* Task *
Which lines hold the word "public"? Copy each of them from the material.

Records from a data source
.....

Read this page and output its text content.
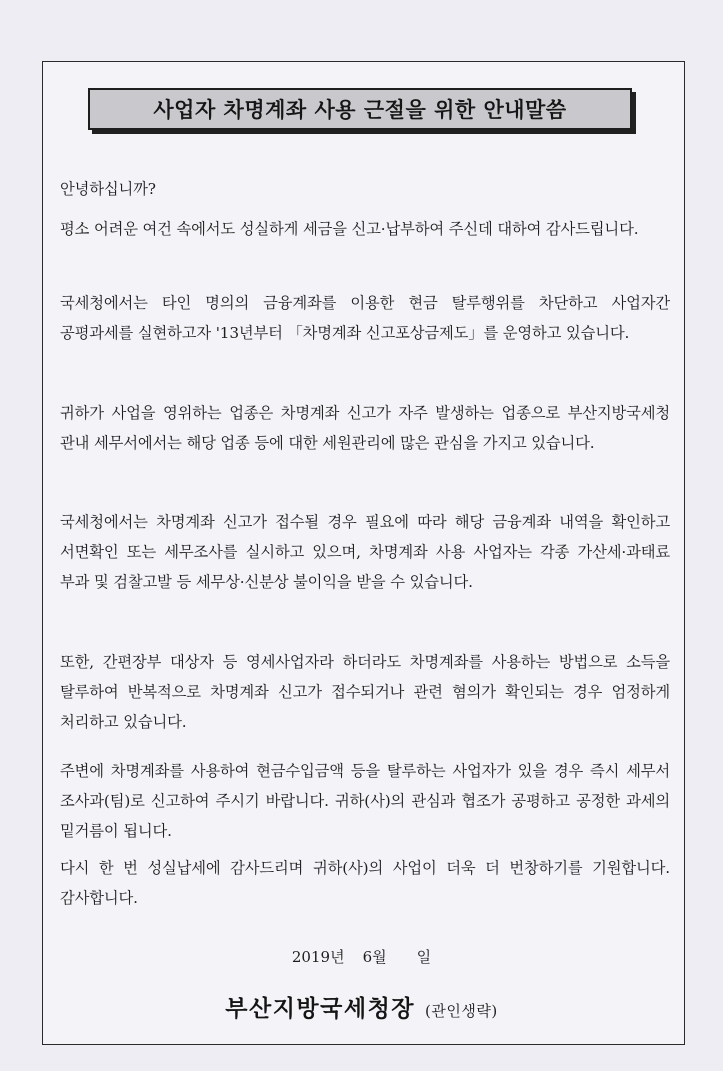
사업자 차명계좌 사용 근절을 위한 안내말씀

안녕하십니까?

평소 어려운 여건 속에서도 성실하게 세금을 신고·납부하여 주신데 대하여 감사드립니다.

국세청에서는 타인 명의의 금융계좌를 이용한 현금 탈루행위를 차단하고 사업자간 공평과세를 실현하고자 '13년부터 「차명계좌 신고포상금제도」를 운영하고 있습니다.

귀하가 사업을 영위하는 업종은 차명계좌 신고가 자주 발생하는 업종으로 부산지방국세청 관내 세무서에서는 해당 업종 등에 대한 세원관리에 많은 관심을 가지고 있습니다.

국세청에서는 차명계좌 신고가 접수될 경우 필요에 따라 해당 금융계좌 내역을 확인하고 서면확인 또는 세무조사를 실시하고 있으며, 차명계좌 사용 사업자는 각종 가산세·과태료 부과 및 검찰고발 등 세무상·신분상 불이익을 받을 수 있습니다.

또한, 간편장부 대상자 등 영세사업자라 하더라도 차명계좌를 사용하는 방법으로 소득을 탈루하여 반복적으로 차명계좌 신고가 접수되거나 관련 혐의가 확인되는 경우 엄정하게 처리하고 있습니다.

주변에 차명계좌를 사용하여 현금수입금액 등을 탈루하는 사업자가 있을 경우 즉시 세무서 조사과(팀)로 신고하여 주시기 바랍니다. 귀하(사)의 관심과 협조가 공평하고 공정한 과세의 밑거름이 됩니다.

다시 한 번 성실납세에 감사드리며 귀하(사)의 사업이 더욱 더 번창하기를 기원합니다. 감사합니다.

2019년 6월 일
부산지방국세청장 (관인생략)
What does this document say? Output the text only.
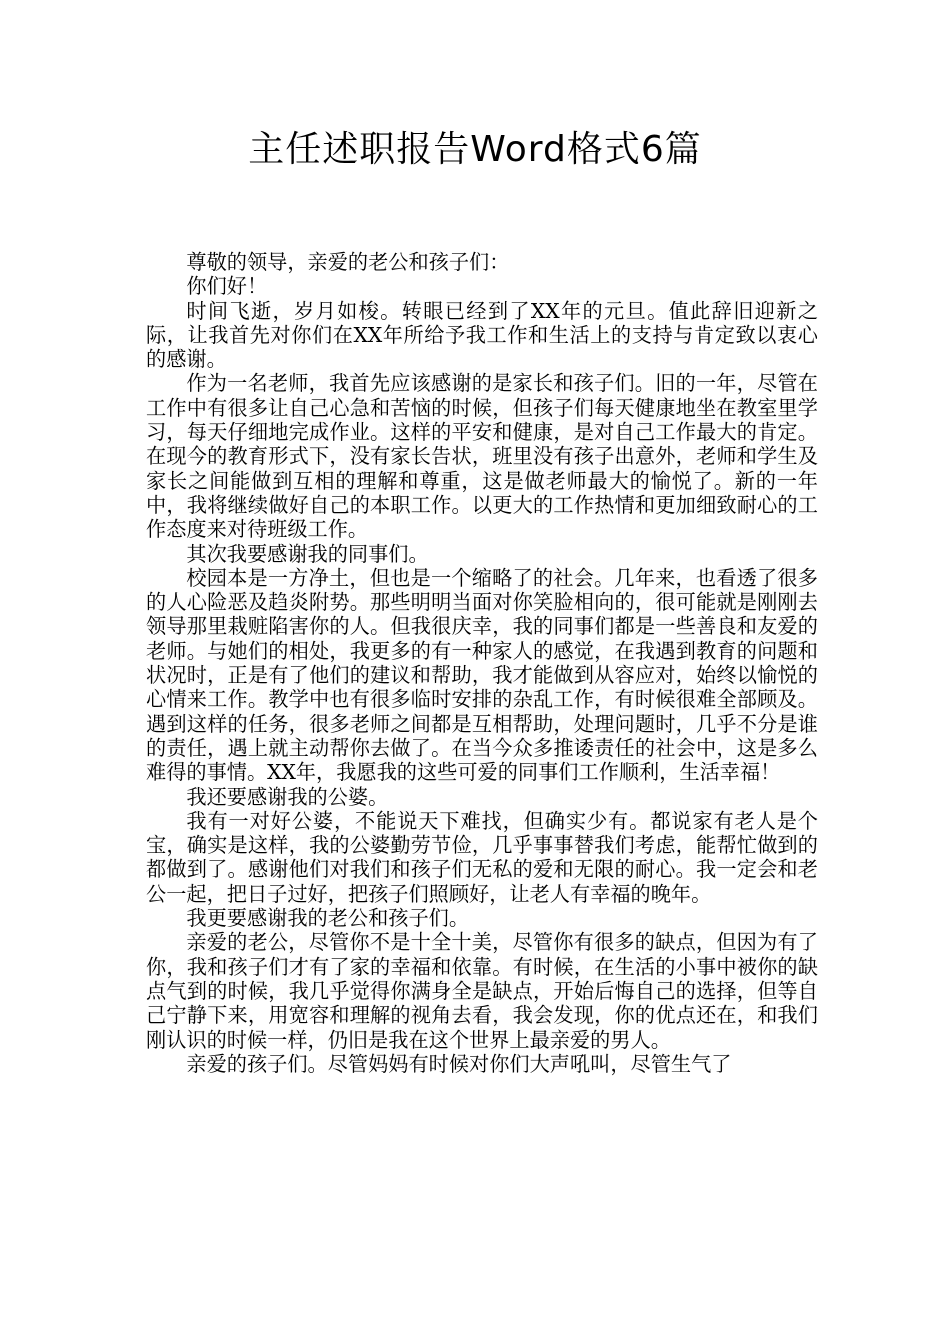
主任述职报告Word格式6篇

尊敬的领导，亲爱的老公和孩子们：

你们好！

时间飞逝，岁月如梭。转眼已经到了XX年的元旦。值此辞旧迎新之际，让我首先对你们在XX年所给予我工作和生活上的支持与肯定致以衷心的感谢。

作为一名老师，我首先应该感谢的是家长和孩子们。旧的一年，尽管在工作中有很多让自己心急和苦恼的时候，但孩子们每天健康地坐在教室里学习，每天仔细地完成作业。这样的平安和健康，是对自己工作最大的肯定。在现今的教育形式下，没有家长告状，班里没有孩子出意外，老师和学生及家长之间能做到互相的理解和尊重，这是做老师最大的愉悦了。新的一年中，我将继续做好自己的本职工作。以更大的工作热情和更加细致耐心的工作态度来对待班级工作。

其次我要感谢我的同事们。

校园本是一方净土，但也是一个缩略了的社会。几年来，也看透了很多的人心险恶及趋炎附势。那些明明当面对你笑脸相向的，很可能就是刚刚去领导那里栽赃陷害你的人。但我很庆幸，我的同事们都是一些善良和友爱的老师。与她们的相处，我更多的有一种家人的感觉，在我遇到教育的问题和状况时，正是有了他们的建议和帮助，我才能做到从容应对，始终以愉悦的心情来工作。教学中也有很多临时安排的杂乱工作，有时候很难全部顾及。遇到这样的任务，很多老师之间都是互相帮助，处理问题时，几乎不分是谁的责任，遇上就主动帮你去做了。在当今众多推诿责任的社会中，这是多么难得的事情。XX年，我愿我的这些可爱的同事们工作顺利，生活幸福！

我还要感谢我的公婆。

我有一对好公婆，不能说天下难找，但确实少有。都说家有老人是个宝，确实是这样，我的公婆勤劳节俭，几乎事事替我们考虑，能帮忙做到的都做到了。感谢他们对我们和孩子们无私的爱和无限的耐心。我一定会和老公一起，把日子过好，把孩子们照顾好，让老人有幸福的晚年。

我更要感谢我的老公和孩子们。

亲爱的老公，尽管你不是十全十美，尽管你有很多的缺点，但因为有了你，我和孩子们才有了家的幸福和依靠。有时候，在生活的小事中被你的缺点气到的时候，我几乎觉得你满身全是缺点，开始后悔自己的选择，但等自己宁静下来，用宽容和理解的视角去看，我会发现，你的优点还在，和我们刚认识的时候一样，仍旧是我在这个世界上最亲爱的男人。

亲爱的孩子们。尽管妈妈有时候对你们大声吼叫，尽管生气了
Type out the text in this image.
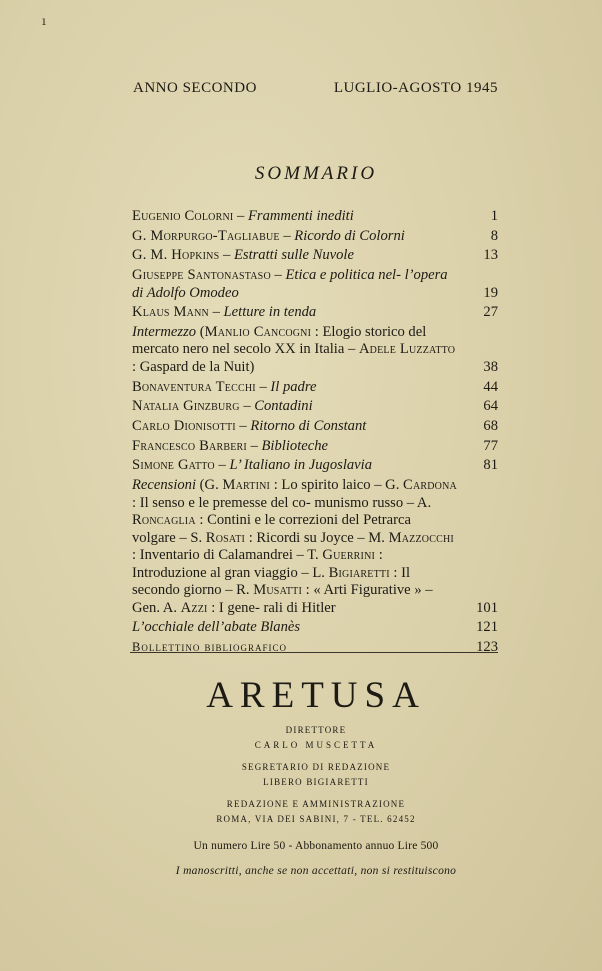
ı
ANNO SECONDO	LUGLIO-AGOSTO 1945
SOMMARIO
Eugenio Colorni – Frammenti inediti	1
G. Morpurgo-Tagliabue – Ricordo di Colorni	8
G. M. Hopkins – Estratti sulle Nuvole	13
Giuseppe Santonastaso – Etica e politica nel- l’opera di Adolfo Omodeo	19
Klaus Mann – Letture in tenda	27
Intermezzo (Manlio Cancogni : Elogio storico del mercato nero nel secolo XX in Italia – Adele Luzzatto : Gaspard de la Nuit)	38
Bonaventura Tecchi – Il padre	44
Natalia Ginzburg – Contadini	64
Carlo Dionisotti – Ritorno di Constant	68
Francesco Barberi – Biblioteche	77
Simone Gatto – L’ Italiano in Jugoslavia	81
Recensioni (G. Martini : Lo spirito laico – G. Cardona : Il senso e le premesse del co- munismo russo – A. Roncaglia : Contini e le correzioni del Petrarca volgare – S. Rosati : Ricordi su Joyce – M. Mazzocchi : Inventario di Calamandrei – T. Guerrini : Introduzione al gran viaggio – L. Bigiaretti : Il secondo giorno – R. Musatti : « Arti Figurative » – Gen. A. Azzi : I gene- rali di Hitler	101
L’occhiale dell’abate Blanès	121
Bollettino bibliografico	123
ARETUSA

DIRETTORE

CARLO MUSCETTA

SEGRETARIO DI REDAZIONE

LIBERO BIGIARETTI

REDAZIONE E AMMINISTRAZIONE

ROMA, VIA DEI SABINI, 7 - TEL. 62452

Un numero Lire 50 - Abbonamento annuo Lire 500

I manoscritti, anche se non accettati, non si restituiscono
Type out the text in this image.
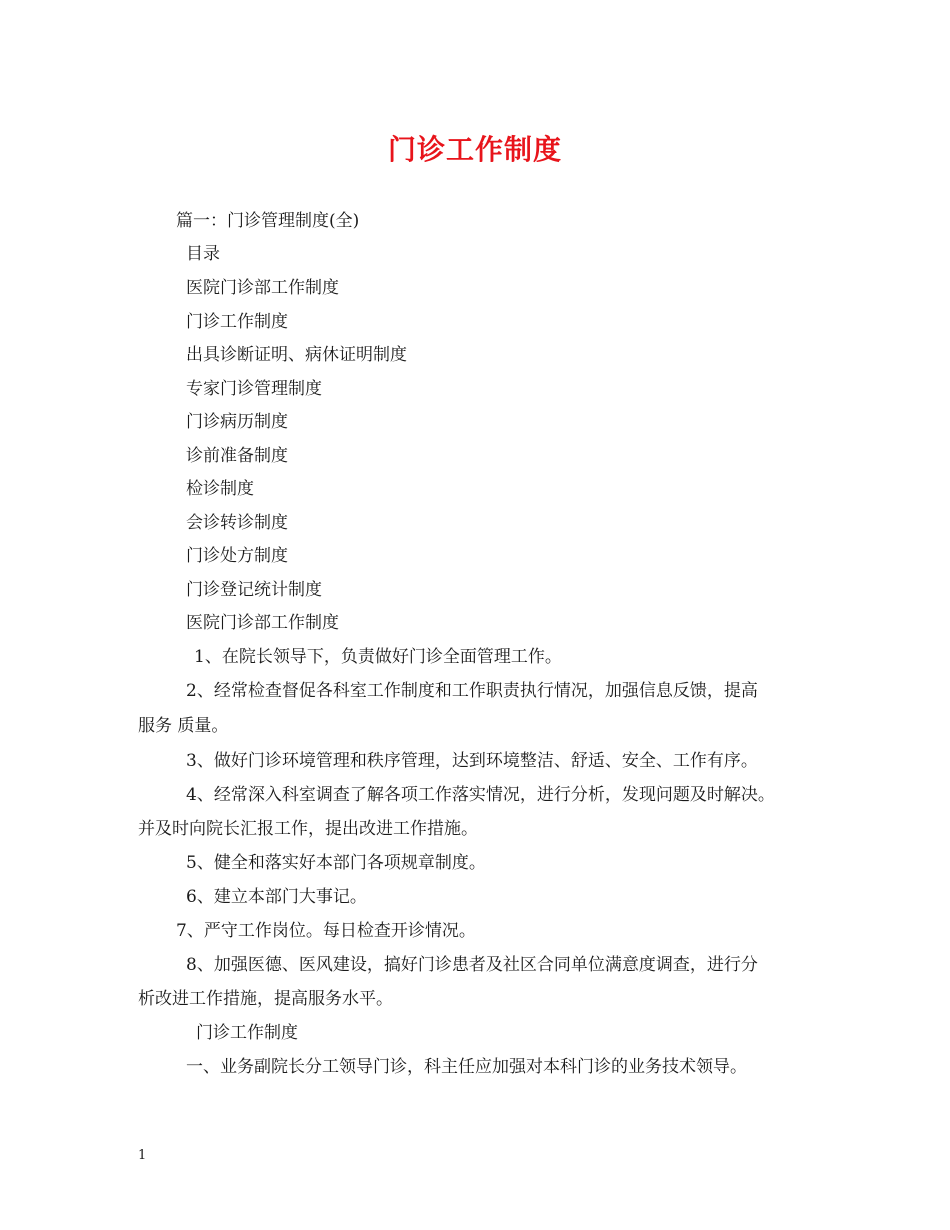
门诊工作制度
篇一：门诊管理制度(全)
目录
医院门诊部工作制度
门诊工作制度
出具诊断证明、病休证明制度
专家门诊管理制度
门诊病历制度
诊前准备制度
检诊制度
会诊转诊制度
门诊处方制度
门诊登记统计制度
医院门诊部工作制度
1、在院长领导下，负责做好门诊全面管理工作。
2、经常检查督促各科室工作制度和工作职责执行情况，加强信息反馈，提高
服务 质量。
3、做好门诊环境管理和秩序管理，达到环境整洁、舒适、安全、工作有序。
4、经常深入科室调查了解各项工作落实情况，进行分析，发现问题及时解决。
并及时向院长汇报工作，提出改进工作措施。
5、健全和落实好本部门各项规章制度。
6、建立本部门大事记。
7、严守工作岗位。每日检查开诊情况。
8、加强医德、医风建设，搞好门诊患者及社区合同单位满意度调查，进行分
析改进工作措施，提高服务水平。
门诊工作制度
一、业务副院长分工领导门诊，科主任应加强对本科门诊的业务技术领导。
1
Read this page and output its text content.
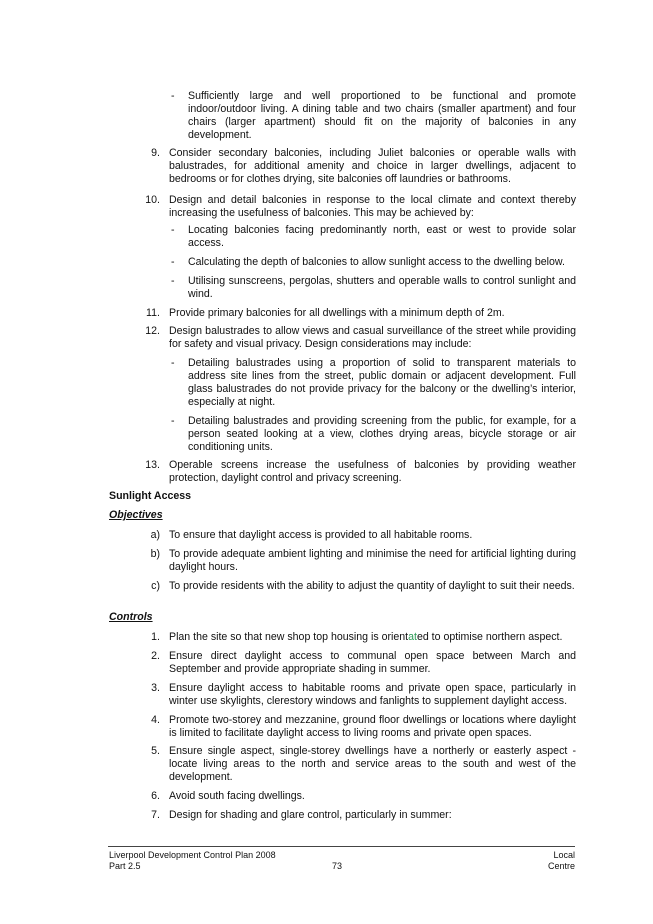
- Sufficiently large and well proportioned to be functional and promote indoor/outdoor living. A dining table and two chairs (smaller apartment) and four chairs (larger apartment) should fit on the majority of balconies in any development.
9. Consider secondary balconies, including Juliet balconies or operable walls with balustrades, for additional amenity and choice in larger dwellings, adjacent to bedrooms or for clothes drying, site balconies off laundries or bathrooms.
10. Design and detail balconies in response to the local climate and context thereby increasing the usefulness of balconies. This may be achieved by:
- Locating balconies facing predominantly north, east or west to provide solar access.
- Calculating the depth of balconies to allow sunlight access to the dwelling below.
- Utilising sunscreens, pergolas, shutters and operable walls to control sunlight and wind.
11. Provide primary balconies for all dwellings with a minimum depth of 2m.
12. Design balustrades to allow views and casual surveillance of the street while providing for safety and visual privacy. Design considerations may include:
- Detailing balustrades using a proportion of solid to transparent materials to address site lines from the street, public domain or adjacent development. Full glass balustrades do not provide privacy for the balcony or the dwelling’s interior, especially at night.
- Detailing balustrades and providing screening from the public, for example, for a person seated looking at a view, clothes drying areas, bicycle storage or air conditioning units.
13. Operable screens increase the usefulness of balconies by providing weather protection, daylight control and privacy screening.
Sunlight Access
Objectives
a) To ensure that daylight access is provided to all habitable rooms.
b) To provide adequate ambient lighting and minimise the need for artificial lighting during daylight hours.
c) To provide residents with the ability to adjust the quantity of daylight to suit their needs.
Controls
1. Plan the site so that new shop top housing is orientated to optimise northern aspect.
2. Ensure direct daylight access to communal open space between March and September and provide appropriate shading in summer.
3. Ensure daylight access to habitable rooms and private open space, particularly in winter use skylights, clerestory windows and fanlights to supplement daylight access.
4. Promote two-storey and mezzanine, ground floor dwellings or locations where daylight is limited to facilitate daylight access to living rooms and private open spaces.
5. Ensure single aspect, single-storey dwellings have a northerly or easterly aspect - locate living areas to the north and service areas to the south and west of the development.
6. Avoid south facing dwellings.
7. Design for shading and glare control, particularly in summer:
Liverpool Development Control Plan 2008
Part 2.5	73
Local Centre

.....

* Solution for this exercise *
- Detailing balustrades using a proportion of solid to transparent materials to address site lines from the street, public domain or adjacent development. Full glass balustrades do not provide privacy for the balcony or the dwelling’s interior, especially at night.
- Detailing balustrades and providing screening from the public, for example, for a person seated looking at a view, clothes drying areas, bicycle storage or air conditioning units.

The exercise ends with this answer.